===== Given information

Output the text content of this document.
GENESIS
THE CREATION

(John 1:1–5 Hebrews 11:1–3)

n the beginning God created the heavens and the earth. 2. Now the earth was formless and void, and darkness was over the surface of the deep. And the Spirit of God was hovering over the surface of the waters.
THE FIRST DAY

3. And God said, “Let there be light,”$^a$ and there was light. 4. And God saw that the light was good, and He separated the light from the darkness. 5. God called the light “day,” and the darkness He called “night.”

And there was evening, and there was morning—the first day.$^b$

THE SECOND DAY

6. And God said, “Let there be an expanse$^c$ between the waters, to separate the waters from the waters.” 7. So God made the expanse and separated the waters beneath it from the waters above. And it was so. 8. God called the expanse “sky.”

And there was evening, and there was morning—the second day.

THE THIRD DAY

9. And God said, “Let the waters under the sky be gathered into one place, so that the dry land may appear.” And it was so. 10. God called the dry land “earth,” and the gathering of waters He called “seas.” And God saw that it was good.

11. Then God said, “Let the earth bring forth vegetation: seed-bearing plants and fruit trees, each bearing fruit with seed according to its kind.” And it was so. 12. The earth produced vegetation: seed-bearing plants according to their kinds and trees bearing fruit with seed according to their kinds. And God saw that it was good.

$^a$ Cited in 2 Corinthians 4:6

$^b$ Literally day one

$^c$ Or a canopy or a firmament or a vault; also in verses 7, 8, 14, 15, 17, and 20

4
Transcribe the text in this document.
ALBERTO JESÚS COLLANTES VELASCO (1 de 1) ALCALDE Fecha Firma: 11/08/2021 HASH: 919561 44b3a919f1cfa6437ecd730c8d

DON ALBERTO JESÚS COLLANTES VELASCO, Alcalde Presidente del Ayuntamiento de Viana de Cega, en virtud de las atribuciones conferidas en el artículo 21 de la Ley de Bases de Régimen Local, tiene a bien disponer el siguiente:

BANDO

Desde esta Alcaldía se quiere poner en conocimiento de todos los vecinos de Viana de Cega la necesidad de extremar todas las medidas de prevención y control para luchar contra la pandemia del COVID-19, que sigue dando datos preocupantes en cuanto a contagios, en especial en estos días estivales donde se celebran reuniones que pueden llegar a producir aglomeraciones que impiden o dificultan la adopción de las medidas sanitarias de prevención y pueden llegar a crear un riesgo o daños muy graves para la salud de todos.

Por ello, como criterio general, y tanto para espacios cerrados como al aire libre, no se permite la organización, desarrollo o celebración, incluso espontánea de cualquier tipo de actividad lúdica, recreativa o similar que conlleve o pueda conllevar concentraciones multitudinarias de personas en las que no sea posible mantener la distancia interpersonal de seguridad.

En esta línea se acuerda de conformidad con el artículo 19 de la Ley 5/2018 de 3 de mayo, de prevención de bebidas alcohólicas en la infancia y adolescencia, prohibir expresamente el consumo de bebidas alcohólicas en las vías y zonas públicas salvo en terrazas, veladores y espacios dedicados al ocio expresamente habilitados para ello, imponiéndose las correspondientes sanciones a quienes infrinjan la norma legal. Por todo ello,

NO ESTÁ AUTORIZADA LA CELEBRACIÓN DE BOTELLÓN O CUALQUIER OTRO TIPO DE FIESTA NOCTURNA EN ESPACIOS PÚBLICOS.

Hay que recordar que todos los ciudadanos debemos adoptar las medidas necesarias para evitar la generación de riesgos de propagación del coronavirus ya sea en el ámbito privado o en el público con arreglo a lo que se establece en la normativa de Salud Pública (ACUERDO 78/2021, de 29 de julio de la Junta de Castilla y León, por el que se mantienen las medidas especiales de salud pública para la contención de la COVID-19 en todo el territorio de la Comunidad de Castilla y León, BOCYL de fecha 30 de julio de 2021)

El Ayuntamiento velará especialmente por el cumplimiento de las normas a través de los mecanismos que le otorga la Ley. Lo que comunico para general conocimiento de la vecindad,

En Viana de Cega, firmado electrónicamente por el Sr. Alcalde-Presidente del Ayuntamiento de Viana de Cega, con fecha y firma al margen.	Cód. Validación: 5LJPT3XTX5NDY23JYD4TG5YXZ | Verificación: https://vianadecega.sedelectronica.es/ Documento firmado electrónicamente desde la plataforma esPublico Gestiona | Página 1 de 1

==========

* [Your assignment]:
What is needed is every line of the records above that contains the word "earth".

* [Task result]:
n the beginning God created the heavens and the earth. 2. Now the earth was formless and void, and darkness was over the surface of the deep. And the Spirit of God was hovering over the surface of the waters.
9. And God said, “Let the waters under the sky be gathered into one place, so that the dry land may appear.” And it was so. 10. God called the dry land “earth,” and the gathering of waters He called “seas.” And God saw that it was good.
11. Then God said, “Let the earth bring forth vegetation: seed-bearing plants and fruit trees, each bearing fruit with seed according to its kind.” And it was so. 12. The earth produced vegetation: seed-bearing plants according to their kinds and trees bearing fruit with seed according to their kinds. And God saw that it was good.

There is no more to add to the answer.